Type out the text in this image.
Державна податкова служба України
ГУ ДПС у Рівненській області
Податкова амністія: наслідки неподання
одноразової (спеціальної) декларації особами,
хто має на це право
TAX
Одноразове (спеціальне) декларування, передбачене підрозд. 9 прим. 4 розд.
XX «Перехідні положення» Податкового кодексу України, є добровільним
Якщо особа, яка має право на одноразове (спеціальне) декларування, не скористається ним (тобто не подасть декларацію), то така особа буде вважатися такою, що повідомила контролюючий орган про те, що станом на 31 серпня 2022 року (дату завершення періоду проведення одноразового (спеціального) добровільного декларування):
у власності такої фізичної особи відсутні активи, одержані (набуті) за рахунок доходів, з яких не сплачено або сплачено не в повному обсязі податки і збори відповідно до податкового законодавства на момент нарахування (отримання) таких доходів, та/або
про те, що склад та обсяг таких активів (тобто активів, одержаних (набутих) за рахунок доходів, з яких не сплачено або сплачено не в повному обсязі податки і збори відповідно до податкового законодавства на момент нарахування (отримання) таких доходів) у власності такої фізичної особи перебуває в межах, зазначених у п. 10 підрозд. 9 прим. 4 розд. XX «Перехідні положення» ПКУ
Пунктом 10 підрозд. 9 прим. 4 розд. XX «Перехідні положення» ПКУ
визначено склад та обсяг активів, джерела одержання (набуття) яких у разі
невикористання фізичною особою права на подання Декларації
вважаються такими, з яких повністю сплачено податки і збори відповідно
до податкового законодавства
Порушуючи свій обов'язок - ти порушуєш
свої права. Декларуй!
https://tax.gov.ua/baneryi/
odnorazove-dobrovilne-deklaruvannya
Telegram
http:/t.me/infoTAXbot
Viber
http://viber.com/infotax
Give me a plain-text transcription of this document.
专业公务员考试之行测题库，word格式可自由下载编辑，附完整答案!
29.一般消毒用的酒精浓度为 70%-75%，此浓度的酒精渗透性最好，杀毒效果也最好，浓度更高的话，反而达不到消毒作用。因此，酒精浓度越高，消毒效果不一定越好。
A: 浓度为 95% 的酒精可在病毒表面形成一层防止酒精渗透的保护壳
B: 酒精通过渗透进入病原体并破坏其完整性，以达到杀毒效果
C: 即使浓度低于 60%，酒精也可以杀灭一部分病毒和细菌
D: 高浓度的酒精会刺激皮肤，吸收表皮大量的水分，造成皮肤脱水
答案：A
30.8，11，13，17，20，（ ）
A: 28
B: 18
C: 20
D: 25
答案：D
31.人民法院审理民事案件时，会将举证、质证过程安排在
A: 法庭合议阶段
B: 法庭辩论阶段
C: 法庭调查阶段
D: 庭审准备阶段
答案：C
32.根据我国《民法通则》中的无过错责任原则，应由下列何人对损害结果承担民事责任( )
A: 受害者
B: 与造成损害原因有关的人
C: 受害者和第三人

···

### Your objective
Please output the complete data exactly.

### The output
Type out the text in this image.
Державна податкова служба України
ГУ ДПС у Рівненській області
Податкова амністія: наслідки неподання
одноразової (спеціальної) декларації особами,
хто має на це право
TAX
Одноразове (спеціальне) декларування, передбачене підрозд. 9 прим. 4 розд.
XX «Перехідні положення» Податкового кодексу України, є добровільним
Якщо особа, яка має право на одноразове (спеціальне) декларування, не скористається ним (тобто не подасть декларацію), то така особа буде вважатися такою, що повідомила контролюючий орган про те, що станом на 31 серпня 2022 року (дату завершення періоду проведення одноразового (спеціального) добровільного декларування):
у власності такої фізичної особи відсутні активи, одержані (набуті) за рахунок доходів, з яких не сплачено або сплачено не в повному обсязі податки і збори відповідно до податкового законодавства на момент нарахування (отримання) таких доходів, та/або
про те, що склад та обсяг таких активів (тобто активів, одержаних (набутих) за рахунок доходів, з яких не сплачено або сплачено не в повному обсязі податки і збори відповідно до податкового законодавства на момент нарахування (отримання) таких доходів) у власності такої фізичної особи перебуває в межах, зазначених у п. 10 підрозд. 9 прим. 4 розд. XX «Перехідні положення» ПКУ
Пунктом 10 підрозд. 9 прим. 4 розд. XX «Перехідні положення» ПКУ
визначено склад та обсяг активів, джерела одержання (набуття) яких у разі
невикористання фізичною особою права на подання Декларації
вважаються такими, з яких повністю сплачено податки і збори відповідно
до податкового законодавства
Порушуючи свій обов'язок - ти порушуєш
свої права. Декларуй!
https://tax.gov.ua/baneryi/
odnorazove-dobrovilne-deklaruvannya
Telegram
http:/t.me/infoTAXbot
Viber
http://viber.com/infotax
Give me a plain-text transcription of this document.
专业公务员考试之行测题库，word格式可自由下载编辑，附完整答案!
29.一般消毒用的酒精浓度为 70%-75%，此浓度的酒精渗透性最好，杀毒效果也最好，浓度更高的话，反而达不到消毒作用。因此，酒精浓度越高，消毒效果不一定越好。
A: 浓度为 95% 的酒精可在病毒表面形成一层防止酒精渗透的保护壳
B: 酒精通过渗透进入病原体并破坏其完整性，以达到杀毒效果
C: 即使浓度低于 60%，酒精也可以杀灭一部分病毒和细菌
D: 高浓度的酒精会刺激皮肤，吸收表皮大量的水分，造成皮肤脱水
答案：A
30.8，11，13，17，20，（ ）
A: 28
B: 18
C: 20
D: 25
答案：D
31.人民法院审理民事案件时，会将举证、质证过程安排在
A: 法庭合议阶段
B: 法庭辩论阶段
C: 法庭调查阶段
D: 庭审准备阶段
答案：C
32.根据我国《民法通则》中的无过错责任原则，应由下列何人对损害结果承担民事责任( )
A: 受害者
B: 与造成损害原因有关的人
C: 受害者和第三人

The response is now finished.